→ **What the task requires**: Locate the lines that hold the string "Publications". Copy every such line.
--- Data entries ---
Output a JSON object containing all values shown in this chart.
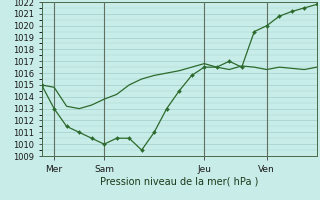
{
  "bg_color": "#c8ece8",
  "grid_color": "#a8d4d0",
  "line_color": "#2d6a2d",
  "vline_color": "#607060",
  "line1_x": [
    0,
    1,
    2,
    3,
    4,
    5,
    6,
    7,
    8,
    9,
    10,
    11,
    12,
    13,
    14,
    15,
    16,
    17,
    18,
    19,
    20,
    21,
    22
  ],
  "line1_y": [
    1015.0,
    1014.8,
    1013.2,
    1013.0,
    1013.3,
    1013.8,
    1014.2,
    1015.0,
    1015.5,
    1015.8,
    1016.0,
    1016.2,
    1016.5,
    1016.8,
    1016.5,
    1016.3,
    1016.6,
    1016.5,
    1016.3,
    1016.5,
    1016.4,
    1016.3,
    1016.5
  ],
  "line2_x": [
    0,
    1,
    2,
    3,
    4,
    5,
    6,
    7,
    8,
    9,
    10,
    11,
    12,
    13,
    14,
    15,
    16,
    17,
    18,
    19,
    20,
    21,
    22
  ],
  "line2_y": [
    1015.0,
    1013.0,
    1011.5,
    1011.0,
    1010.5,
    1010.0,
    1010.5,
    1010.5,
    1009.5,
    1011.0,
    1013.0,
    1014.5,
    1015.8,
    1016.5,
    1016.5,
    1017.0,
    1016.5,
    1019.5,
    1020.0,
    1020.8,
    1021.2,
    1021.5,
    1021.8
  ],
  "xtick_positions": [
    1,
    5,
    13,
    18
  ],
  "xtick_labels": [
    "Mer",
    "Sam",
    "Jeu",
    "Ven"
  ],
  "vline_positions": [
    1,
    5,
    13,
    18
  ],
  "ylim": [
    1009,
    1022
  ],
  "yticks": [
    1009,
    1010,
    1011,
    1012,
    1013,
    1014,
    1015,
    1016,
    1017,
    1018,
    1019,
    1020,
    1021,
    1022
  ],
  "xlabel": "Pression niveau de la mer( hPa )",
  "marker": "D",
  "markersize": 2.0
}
---
--- Data entries ---
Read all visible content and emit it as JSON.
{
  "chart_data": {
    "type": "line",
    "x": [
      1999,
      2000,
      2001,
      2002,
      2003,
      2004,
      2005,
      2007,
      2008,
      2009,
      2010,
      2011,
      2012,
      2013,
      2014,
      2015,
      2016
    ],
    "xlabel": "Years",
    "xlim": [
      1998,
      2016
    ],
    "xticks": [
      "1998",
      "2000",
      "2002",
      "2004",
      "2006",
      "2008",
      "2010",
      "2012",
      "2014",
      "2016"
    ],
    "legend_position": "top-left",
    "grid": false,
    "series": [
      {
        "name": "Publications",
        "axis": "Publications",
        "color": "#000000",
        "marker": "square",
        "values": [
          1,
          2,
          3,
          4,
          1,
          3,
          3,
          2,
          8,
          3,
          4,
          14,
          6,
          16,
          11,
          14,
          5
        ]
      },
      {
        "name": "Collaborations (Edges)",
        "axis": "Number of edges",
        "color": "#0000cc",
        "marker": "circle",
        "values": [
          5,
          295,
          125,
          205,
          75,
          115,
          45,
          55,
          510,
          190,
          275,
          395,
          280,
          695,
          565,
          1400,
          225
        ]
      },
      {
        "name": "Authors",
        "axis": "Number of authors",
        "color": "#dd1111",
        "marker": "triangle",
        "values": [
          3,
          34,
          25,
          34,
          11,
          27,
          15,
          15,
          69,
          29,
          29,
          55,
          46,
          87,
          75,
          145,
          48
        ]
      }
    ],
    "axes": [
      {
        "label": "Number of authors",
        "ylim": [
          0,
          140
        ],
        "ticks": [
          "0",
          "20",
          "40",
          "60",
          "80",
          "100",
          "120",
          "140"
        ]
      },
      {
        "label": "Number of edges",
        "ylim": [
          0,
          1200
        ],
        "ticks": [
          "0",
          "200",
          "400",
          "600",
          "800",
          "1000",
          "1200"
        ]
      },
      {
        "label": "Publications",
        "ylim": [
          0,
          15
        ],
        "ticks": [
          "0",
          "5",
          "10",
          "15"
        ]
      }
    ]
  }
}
---
→ **Response to this exercise**:
        "name": "Publications",
        "axis": "Publications",
        "label": "Publications",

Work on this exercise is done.